*Task directions*.
Spot each line that carries the word "brand"; copy those lines.

[Start of Provided data]

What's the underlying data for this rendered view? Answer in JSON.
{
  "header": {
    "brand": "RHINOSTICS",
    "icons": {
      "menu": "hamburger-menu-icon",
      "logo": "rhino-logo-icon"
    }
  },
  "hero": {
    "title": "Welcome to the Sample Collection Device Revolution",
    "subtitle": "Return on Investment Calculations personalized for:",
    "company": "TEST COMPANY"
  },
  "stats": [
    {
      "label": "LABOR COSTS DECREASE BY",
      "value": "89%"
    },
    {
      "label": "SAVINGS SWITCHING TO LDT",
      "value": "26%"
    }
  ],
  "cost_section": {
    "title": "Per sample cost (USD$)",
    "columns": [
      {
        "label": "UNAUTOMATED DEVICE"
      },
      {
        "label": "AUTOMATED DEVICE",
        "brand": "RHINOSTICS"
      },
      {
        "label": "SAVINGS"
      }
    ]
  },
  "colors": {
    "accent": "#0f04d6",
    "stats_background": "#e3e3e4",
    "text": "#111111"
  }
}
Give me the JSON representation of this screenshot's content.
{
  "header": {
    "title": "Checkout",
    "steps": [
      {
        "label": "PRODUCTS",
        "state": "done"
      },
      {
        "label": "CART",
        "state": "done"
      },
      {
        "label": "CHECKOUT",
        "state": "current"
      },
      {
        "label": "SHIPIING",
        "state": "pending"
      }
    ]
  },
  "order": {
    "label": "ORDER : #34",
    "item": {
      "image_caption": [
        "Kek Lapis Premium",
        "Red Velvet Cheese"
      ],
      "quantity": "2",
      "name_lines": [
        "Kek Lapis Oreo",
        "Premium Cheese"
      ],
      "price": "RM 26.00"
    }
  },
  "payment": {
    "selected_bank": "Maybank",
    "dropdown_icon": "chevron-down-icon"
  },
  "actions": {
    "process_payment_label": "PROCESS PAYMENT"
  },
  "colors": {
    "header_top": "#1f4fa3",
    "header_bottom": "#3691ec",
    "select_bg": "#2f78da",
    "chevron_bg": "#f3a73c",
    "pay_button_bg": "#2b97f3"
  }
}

[End of Provided data]

*The response*.
    "brand": "RHINOSTICS",
        "brand": "RHINOSTICS"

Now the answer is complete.